- REQUEST:
Collect every line in the records below that contains the word "第十八号修正".

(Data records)

↓↓↓

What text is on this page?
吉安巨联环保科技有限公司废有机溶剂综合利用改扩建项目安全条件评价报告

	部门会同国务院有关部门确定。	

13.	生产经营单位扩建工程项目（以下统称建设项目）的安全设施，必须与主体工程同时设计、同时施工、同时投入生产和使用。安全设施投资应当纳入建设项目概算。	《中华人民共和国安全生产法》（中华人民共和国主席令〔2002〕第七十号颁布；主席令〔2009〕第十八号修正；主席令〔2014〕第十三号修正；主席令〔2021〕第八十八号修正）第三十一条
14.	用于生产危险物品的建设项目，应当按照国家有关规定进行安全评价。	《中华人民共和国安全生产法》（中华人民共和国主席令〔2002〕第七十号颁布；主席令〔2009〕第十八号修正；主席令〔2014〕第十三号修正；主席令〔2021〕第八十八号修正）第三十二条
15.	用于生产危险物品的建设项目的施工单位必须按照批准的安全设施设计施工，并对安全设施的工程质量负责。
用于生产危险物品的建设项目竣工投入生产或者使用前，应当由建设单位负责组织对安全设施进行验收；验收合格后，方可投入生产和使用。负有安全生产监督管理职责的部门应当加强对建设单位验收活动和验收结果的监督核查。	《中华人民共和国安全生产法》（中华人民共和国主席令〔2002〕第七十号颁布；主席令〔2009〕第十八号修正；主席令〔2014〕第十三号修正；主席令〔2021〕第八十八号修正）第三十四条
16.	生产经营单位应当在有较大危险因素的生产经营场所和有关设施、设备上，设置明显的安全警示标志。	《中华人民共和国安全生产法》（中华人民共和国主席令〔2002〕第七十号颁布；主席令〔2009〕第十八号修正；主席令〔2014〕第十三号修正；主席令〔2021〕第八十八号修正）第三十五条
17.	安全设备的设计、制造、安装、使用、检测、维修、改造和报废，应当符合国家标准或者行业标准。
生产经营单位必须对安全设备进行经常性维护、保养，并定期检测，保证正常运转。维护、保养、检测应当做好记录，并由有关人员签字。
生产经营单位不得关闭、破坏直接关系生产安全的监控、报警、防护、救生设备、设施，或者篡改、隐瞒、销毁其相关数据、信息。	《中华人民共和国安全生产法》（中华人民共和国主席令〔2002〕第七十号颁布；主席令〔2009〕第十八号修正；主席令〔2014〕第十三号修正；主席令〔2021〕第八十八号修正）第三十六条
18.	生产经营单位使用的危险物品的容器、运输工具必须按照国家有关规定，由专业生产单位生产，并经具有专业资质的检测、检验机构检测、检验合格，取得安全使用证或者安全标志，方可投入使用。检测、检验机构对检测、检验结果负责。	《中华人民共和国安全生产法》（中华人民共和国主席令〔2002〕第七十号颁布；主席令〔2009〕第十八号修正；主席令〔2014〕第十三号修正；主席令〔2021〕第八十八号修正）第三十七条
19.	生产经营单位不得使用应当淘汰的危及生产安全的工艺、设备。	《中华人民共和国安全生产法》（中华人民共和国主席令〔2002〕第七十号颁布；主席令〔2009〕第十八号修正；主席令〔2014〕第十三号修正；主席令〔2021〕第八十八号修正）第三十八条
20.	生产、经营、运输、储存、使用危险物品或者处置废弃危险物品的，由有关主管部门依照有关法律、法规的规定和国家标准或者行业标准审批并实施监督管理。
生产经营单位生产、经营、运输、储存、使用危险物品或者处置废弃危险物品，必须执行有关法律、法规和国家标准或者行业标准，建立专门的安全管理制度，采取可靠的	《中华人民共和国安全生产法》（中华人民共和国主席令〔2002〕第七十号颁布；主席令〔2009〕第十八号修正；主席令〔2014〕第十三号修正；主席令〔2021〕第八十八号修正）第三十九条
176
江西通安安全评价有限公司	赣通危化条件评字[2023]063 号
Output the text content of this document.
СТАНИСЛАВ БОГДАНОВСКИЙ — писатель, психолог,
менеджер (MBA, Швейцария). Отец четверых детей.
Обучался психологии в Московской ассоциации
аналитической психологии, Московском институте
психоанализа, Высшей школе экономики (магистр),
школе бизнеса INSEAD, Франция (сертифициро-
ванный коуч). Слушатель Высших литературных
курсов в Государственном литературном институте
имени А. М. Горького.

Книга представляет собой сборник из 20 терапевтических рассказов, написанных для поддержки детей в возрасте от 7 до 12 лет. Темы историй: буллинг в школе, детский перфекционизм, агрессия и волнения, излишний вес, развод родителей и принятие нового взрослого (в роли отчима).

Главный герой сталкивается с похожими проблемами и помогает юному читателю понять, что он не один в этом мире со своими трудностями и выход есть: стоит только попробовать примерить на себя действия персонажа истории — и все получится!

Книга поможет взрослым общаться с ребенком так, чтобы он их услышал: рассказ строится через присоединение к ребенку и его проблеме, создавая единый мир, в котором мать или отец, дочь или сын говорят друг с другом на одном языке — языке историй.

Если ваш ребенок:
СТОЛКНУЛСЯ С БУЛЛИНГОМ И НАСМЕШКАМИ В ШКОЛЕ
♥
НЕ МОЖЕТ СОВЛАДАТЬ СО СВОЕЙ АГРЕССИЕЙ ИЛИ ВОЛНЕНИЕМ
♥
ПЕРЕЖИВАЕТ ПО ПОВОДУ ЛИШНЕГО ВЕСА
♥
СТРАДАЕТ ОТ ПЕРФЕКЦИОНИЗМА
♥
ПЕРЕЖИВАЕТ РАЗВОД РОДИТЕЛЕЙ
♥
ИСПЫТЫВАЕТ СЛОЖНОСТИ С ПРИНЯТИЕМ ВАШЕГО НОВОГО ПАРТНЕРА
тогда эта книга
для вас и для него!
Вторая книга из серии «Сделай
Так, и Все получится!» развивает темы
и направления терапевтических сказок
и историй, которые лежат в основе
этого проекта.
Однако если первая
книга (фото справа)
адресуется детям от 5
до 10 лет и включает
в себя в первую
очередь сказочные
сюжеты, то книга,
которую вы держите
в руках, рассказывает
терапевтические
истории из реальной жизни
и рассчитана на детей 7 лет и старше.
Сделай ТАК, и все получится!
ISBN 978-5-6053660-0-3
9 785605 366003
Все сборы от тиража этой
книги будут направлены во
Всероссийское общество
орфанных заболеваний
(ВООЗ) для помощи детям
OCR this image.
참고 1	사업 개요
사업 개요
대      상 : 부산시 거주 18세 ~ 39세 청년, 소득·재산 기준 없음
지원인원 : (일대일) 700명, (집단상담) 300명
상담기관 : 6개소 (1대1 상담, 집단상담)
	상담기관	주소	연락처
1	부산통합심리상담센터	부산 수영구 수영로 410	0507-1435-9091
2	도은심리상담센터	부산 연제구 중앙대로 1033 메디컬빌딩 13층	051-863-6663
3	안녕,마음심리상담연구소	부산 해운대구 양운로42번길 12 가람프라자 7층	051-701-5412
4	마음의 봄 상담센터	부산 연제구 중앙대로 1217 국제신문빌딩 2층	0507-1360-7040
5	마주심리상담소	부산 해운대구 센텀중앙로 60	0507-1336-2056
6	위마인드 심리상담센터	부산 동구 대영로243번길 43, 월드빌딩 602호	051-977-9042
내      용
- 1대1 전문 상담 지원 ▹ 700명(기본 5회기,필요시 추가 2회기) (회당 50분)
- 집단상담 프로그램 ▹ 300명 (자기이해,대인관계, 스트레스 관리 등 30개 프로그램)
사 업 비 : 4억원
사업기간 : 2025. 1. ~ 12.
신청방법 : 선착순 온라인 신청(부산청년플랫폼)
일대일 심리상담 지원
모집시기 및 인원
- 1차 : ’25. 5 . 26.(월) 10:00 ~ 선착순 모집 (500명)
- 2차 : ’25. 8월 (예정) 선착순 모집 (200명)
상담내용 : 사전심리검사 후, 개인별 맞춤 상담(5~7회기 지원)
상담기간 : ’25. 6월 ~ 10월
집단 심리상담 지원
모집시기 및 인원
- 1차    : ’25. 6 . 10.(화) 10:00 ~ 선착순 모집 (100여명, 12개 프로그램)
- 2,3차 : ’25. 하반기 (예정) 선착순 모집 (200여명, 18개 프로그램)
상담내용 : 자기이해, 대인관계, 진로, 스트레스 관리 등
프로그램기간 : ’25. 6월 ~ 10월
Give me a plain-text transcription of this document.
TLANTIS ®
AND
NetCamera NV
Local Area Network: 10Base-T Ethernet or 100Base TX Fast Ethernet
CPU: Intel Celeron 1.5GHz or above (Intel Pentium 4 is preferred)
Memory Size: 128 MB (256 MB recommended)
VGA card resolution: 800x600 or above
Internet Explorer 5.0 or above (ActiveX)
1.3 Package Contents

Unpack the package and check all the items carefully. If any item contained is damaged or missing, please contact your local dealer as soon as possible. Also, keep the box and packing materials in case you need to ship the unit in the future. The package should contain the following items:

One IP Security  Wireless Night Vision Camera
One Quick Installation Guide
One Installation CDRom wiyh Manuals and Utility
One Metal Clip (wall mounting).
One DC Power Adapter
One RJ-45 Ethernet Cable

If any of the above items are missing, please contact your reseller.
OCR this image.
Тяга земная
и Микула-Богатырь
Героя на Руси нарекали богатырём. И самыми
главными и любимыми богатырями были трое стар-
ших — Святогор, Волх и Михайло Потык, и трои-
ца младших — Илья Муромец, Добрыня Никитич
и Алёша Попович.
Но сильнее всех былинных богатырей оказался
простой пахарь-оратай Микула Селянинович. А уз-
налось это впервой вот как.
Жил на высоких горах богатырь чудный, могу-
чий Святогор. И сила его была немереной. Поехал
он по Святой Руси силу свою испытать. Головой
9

↑↑↑

- FINAL RESULT:
13.	生产经营单位扩建工程项目（以下统称建设项目）的安全设施，必须与主体工程同时设计、同时施工、同时投入生产和使用。安全设施投资应当纳入建设项目概算。	《中华人民共和国安全生产法》（中华人民共和国主席令〔2002〕第七十号颁布；主席令〔2009〕第十八号修正；主席令〔2014〕第十三号修正；主席令〔2021〕第八十八号修正）第三十一条
14.	用于生产危险物品的建设项目，应当按照国家有关规定进行安全评价。	《中华人民共和国安全生产法》（中华人民共和国主席令〔2002〕第七十号颁布；主席令〔2009〕第十八号修正；主席令〔2014〕第十三号修正；主席令〔2021〕第八十八号修正）第三十二条
用于生产危险物品的建设项目竣工投入生产或者使用前，应当由建设单位负责组织对安全设施进行验收；验收合格后，方可投入生产和使用。负有安全生产监督管理职责的部门应当加强对建设单位验收活动和验收结果的监督核查。	《中华人民共和国安全生产法》（中华人民共和国主席令〔2002〕第七十号颁布；主席令〔2009〕第十八号修正；主席令〔2014〕第十三号修正；主席令〔2021〕第八十八号修正）第三十四条
16.	生产经营单位应当在有较大危险因素的生产经营场所和有关设施、设备上，设置明显的安全警示标志。	《中华人民共和国安全生产法》（中华人民共和国主席令〔2002〕第七十号颁布；主席令〔2009〕第十八号修正；主席令〔2014〕第十三号修正；主席令〔2021〕第八十八号修正）第三十五条
生产经营单位不得关闭、破坏直接关系生产安全的监控、报警、防护、救生设备、设施，或者篡改、隐瞒、销毁其相关数据、信息。	《中华人民共和国安全生产法》（中华人民共和国主席令〔2002〕第七十号颁布；主席令〔2009〕第十八号修正；主席令〔2014〕第十三号修正；主席令〔2021〕第八十八号修正）第三十六条
18.	生产经营单位使用的危险物品的容器、运输工具必须按照国家有关规定，由专业生产单位生产，并经具有专业资质的检测、检验机构检测、检验合格，取得安全使用证或者安全标志，方可投入使用。检测、检验机构对检测、检验结果负责。	《中华人民共和国安全生产法》（中华人民共和国主席令〔2002〕第七十号颁布；主席令〔2009〕第十八号修正；主席令〔2014〕第十三号修正；主席令〔2021〕第八十八号修正）第三十七条
19.	生产经营单位不得使用应当淘汰的危及生产安全的工艺、设备。	《中华人民共和国安全生产法》（中华人民共和国主席令〔2002〕第七十号颁布；主席令〔2009〕第十八号修正；主席令〔2014〕第十三号修正；主席令〔2021〕第八十八号修正）第三十八条
生产经营单位生产、经营、运输、储存、使用危险物品或者处置废弃危险物品，必须执行有关法律、法规和国家标准或者行业标准，建立专门的安全管理制度，采取可靠的	《中华人民共和国安全生产法》（中华人民共和国主席令〔2002〕第七十号颁布；主席令〔2009〕第十八号修正；主席令〔2014〕第十三号修正；主席令〔2021〕第八十八号修正）第三十九条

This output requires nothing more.